§ AIM: Reproduce the entries in full, with no changes.

§ SUPPLIED RECORDS:
--- start ---

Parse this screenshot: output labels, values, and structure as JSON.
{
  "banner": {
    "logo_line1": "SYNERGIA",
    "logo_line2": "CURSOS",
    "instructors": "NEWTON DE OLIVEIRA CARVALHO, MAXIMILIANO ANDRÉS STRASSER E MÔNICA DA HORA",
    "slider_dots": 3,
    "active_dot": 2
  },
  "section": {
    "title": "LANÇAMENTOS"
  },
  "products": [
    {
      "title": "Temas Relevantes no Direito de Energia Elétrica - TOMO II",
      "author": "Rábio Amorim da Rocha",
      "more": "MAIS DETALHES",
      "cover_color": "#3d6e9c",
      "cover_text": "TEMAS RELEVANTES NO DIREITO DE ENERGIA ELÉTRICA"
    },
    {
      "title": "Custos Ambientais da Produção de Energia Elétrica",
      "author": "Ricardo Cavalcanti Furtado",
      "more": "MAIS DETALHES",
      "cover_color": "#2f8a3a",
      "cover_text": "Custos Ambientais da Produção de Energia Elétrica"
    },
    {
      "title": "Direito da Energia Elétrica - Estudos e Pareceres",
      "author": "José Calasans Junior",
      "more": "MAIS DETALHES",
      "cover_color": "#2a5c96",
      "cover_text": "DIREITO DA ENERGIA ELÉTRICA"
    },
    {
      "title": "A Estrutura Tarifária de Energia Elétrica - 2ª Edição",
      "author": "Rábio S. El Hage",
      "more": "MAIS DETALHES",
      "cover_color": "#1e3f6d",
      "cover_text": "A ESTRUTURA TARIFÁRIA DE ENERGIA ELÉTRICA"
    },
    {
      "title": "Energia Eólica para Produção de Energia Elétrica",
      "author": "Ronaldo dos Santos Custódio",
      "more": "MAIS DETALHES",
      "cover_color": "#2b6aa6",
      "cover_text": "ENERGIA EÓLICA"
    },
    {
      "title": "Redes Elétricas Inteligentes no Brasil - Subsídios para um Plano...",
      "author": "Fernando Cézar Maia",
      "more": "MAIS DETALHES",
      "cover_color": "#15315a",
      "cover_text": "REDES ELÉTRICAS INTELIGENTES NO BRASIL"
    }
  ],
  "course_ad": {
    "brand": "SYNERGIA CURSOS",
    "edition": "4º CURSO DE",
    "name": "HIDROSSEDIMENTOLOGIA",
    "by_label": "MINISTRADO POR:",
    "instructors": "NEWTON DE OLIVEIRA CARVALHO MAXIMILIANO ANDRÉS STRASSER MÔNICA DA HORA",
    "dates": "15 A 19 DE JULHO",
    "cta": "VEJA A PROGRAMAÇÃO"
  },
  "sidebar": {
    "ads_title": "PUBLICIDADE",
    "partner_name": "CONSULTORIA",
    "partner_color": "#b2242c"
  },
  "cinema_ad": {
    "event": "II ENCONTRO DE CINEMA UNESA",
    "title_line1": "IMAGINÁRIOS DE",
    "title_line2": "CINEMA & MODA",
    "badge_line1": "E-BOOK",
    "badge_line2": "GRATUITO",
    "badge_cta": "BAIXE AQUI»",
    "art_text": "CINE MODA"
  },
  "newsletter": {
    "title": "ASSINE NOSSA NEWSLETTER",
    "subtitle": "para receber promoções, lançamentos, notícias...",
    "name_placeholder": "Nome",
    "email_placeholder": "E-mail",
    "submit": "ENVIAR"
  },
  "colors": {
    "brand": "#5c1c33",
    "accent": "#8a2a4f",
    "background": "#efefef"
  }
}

--- end ---

§ FINISHED EXERCISE:
Parse this screenshot: output labels, values, and structure as JSON.
{
  "banner": {
    "logo_line1": "SYNERGIA",
    "logo_line2": "CURSOS",
    "instructors": "NEWTON DE OLIVEIRA CARVALHO, MAXIMILIANO ANDRÉS STRASSER E MÔNICA DA HORA",
    "slider_dots": 3,
    "active_dot": 2
  },
  "section": {
    "title": "LANÇAMENTOS"
  },
  "products": [
    {
      "title": "Temas Relevantes no Direito de Energia Elétrica - TOMO II",
      "author": "Rábio Amorim da Rocha",
      "more": "MAIS DETALHES",
      "cover_color": "#3d6e9c",
      "cover_text": "TEMAS RELEVANTES NO DIREITO DE ENERGIA ELÉTRICA"
    },
    {
      "title": "Custos Ambientais da Produção de Energia Elétrica",
      "author": "Ricardo Cavalcanti Furtado",
      "more": "MAIS DETALHES",
      "cover_color": "#2f8a3a",
      "cover_text": "Custos Ambientais da Produção de Energia Elétrica"
    },
    {
      "title": "Direito da Energia Elétrica - Estudos e Pareceres",
      "author": "José Calasans Junior",
      "more": "MAIS DETALHES",
      "cover_color": "#2a5c96",
      "cover_text": "DIREITO DA ENERGIA ELÉTRICA"
    },
    {
      "title": "A Estrutura Tarifária de Energia Elétrica - 2ª Edição",
      "author": "Rábio S. El Hage",
      "more": "MAIS DETALHES",
      "cover_color": "#1e3f6d",
      "cover_text": "A ESTRUTURA TARIFÁRIA DE ENERGIA ELÉTRICA"
    },
    {
      "title": "Energia Eólica para Produção de Energia Elétrica",
      "author": "Ronaldo dos Santos Custódio",
      "more": "MAIS DETALHES",
      "cover_color": "#2b6aa6",
      "cover_text": "ENERGIA EÓLICA"
    },
    {
      "title": "Redes Elétricas Inteligentes no Brasil - Subsídios para um Plano...",
      "author": "Fernando Cézar Maia",
      "more": "MAIS DETALHES",
      "cover_color": "#15315a",
      "cover_text": "REDES ELÉTRICAS INTELIGENTES NO BRASIL"
    }
  ],
  "course_ad": {
    "brand": "SYNERGIA CURSOS",
    "edition": "4º CURSO DE",
    "name": "HIDROSSEDIMENTOLOGIA",
    "by_label": "MINISTRADO POR:",
    "instructors": "NEWTON DE OLIVEIRA CARVALHO MAXIMILIANO ANDRÉS STRASSER MÔNICA DA HORA",
    "dates": "15 A 19 DE JULHO",
    "cta": "VEJA A PROGRAMAÇÃO"
  },
  "sidebar": {
    "ads_title": "PUBLICIDADE",
    "partner_name": "CONSULTORIA",
    "partner_color": "#b2242c"
  },
  "cinema_ad": {
    "event": "II ENCONTRO DE CINEMA UNESA",
    "title_line1": "IMAGINÁRIOS DE",
    "title_line2": "CINEMA & MODA",
    "badge_line1": "E-BOOK",
    "badge_line2": "GRATUITO",
    "badge_cta": "BAIXE AQUI»",
    "art_text": "CINE MODA"
  },
  "newsletter": {
    "title": "ASSINE NOSSA NEWSLETTER",
    "subtitle": "para receber promoções, lançamentos, notícias...",
    "name_placeholder": "Nome",
    "email_placeholder": "E-mail",
    "submit": "ENVIAR"
  },
  "colors": {
    "brand": "#5c1c33",
    "accent": "#8a2a4f",
    "background": "#efefef"
  }
}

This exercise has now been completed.